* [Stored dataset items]
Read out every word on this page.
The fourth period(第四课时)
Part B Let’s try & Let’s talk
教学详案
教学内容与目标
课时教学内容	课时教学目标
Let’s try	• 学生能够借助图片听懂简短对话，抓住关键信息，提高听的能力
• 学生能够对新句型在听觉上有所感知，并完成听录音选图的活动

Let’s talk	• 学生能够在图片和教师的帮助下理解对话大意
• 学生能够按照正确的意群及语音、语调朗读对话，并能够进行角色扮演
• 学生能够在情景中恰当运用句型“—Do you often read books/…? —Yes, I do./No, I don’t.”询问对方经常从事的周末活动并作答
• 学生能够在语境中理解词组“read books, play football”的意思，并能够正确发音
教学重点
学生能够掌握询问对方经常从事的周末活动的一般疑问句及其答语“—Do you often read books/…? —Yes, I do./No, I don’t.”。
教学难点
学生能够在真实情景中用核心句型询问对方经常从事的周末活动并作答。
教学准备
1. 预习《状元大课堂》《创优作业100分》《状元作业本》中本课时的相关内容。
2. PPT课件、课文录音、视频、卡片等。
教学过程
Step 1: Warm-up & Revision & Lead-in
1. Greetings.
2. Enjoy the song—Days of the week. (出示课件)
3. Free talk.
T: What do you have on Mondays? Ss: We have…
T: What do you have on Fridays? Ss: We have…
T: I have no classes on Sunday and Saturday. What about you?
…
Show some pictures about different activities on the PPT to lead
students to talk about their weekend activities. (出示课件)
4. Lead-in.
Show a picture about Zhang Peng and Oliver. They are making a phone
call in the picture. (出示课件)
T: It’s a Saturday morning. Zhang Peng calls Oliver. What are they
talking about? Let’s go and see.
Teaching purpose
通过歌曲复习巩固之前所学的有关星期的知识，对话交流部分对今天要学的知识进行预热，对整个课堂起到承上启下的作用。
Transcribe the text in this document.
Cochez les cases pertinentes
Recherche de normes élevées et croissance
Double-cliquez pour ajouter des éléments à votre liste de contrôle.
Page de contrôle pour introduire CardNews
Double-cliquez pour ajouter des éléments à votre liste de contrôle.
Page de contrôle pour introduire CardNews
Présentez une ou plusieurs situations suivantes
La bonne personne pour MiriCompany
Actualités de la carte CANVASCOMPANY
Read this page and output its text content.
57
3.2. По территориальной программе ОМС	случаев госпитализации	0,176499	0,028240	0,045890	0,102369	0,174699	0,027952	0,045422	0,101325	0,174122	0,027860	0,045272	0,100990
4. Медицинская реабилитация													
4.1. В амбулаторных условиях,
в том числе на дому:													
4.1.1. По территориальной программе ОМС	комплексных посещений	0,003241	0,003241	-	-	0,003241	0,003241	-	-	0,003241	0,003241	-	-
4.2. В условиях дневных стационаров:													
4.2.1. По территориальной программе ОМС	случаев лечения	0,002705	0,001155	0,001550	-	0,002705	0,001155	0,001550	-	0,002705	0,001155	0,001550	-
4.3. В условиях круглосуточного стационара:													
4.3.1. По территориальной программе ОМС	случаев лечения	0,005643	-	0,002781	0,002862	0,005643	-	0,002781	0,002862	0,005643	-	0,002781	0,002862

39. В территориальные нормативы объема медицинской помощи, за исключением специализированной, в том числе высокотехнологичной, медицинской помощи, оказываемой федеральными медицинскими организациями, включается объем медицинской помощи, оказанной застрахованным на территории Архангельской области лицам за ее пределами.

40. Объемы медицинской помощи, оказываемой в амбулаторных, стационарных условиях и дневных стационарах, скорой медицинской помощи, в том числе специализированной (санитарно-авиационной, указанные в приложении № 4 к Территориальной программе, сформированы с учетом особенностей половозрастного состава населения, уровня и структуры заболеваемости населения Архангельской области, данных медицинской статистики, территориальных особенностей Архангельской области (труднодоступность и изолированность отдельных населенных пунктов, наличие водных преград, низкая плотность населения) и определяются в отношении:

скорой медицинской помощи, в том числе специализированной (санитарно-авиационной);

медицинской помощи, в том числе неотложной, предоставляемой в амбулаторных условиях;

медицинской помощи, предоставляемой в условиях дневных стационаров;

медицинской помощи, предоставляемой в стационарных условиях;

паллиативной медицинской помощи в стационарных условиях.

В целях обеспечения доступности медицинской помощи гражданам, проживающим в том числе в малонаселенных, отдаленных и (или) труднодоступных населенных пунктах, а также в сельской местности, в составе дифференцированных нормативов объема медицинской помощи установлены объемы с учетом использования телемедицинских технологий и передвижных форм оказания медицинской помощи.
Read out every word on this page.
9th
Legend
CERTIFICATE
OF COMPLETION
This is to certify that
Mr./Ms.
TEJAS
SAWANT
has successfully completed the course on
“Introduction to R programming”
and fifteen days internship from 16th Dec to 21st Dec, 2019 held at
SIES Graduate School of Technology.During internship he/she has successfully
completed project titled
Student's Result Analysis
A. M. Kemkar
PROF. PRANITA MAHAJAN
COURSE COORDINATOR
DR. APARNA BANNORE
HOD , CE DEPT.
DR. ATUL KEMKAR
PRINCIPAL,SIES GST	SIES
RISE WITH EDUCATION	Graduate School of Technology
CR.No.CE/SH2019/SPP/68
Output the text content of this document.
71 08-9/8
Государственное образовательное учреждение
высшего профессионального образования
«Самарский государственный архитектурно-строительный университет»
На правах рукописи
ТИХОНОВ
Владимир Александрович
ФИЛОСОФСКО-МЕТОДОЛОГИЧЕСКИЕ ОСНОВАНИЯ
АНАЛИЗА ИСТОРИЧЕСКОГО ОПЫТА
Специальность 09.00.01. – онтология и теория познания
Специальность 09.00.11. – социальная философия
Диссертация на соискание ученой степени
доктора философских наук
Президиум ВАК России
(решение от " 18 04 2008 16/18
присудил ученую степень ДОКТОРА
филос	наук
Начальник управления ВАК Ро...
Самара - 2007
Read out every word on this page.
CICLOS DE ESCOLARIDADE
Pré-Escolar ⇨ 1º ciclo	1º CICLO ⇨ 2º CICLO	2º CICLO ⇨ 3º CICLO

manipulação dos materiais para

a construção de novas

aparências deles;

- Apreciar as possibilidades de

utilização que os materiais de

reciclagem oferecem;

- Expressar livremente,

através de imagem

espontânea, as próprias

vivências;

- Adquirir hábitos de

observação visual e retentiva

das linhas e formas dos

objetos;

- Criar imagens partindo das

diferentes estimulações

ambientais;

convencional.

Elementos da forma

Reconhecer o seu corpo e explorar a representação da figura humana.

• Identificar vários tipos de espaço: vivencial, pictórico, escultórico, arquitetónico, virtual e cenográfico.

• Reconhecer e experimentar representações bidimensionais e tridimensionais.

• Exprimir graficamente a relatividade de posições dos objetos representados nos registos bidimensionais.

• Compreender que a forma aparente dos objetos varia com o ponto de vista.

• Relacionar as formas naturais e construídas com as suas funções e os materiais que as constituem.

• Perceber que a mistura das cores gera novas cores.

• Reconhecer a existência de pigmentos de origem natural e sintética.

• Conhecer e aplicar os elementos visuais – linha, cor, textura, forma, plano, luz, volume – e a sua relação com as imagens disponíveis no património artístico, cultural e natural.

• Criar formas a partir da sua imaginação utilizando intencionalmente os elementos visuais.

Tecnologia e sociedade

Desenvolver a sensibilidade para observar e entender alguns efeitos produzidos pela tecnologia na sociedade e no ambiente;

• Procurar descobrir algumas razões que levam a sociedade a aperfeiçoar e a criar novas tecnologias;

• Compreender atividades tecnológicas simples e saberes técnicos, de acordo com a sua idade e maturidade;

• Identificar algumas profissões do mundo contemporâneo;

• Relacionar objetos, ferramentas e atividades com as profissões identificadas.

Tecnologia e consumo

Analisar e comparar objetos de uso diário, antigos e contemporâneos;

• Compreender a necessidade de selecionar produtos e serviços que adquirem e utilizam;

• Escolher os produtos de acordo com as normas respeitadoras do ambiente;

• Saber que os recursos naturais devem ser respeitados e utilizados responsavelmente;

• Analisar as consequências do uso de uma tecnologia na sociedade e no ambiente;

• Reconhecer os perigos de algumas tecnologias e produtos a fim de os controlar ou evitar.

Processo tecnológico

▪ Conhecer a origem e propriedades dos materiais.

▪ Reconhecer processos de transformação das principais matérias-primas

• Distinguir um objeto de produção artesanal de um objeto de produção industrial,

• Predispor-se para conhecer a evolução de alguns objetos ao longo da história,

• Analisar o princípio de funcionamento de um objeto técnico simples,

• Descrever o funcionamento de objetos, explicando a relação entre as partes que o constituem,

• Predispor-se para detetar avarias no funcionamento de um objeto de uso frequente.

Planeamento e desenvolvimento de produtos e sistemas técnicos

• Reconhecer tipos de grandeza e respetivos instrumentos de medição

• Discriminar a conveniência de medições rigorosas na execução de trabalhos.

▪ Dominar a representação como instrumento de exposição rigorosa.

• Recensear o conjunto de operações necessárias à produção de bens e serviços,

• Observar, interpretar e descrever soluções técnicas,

* [Task brief] Pull out every line above that holds the word "лечения".

* [Answer]
4.2.1. По территориальной программе ОМС	случаев лечения	0,002705	0,001155	0,001550	-	0,002705	0,001155	0,001550	-	0,002705	0,001155	0,001550	-
4.3.1. По территориальной программе ОМС	случаев лечения	0,005643	-	0,002781	0,002862	0,005643	-	0,002781	0,002862	0,005643	-	0,002781	0,002862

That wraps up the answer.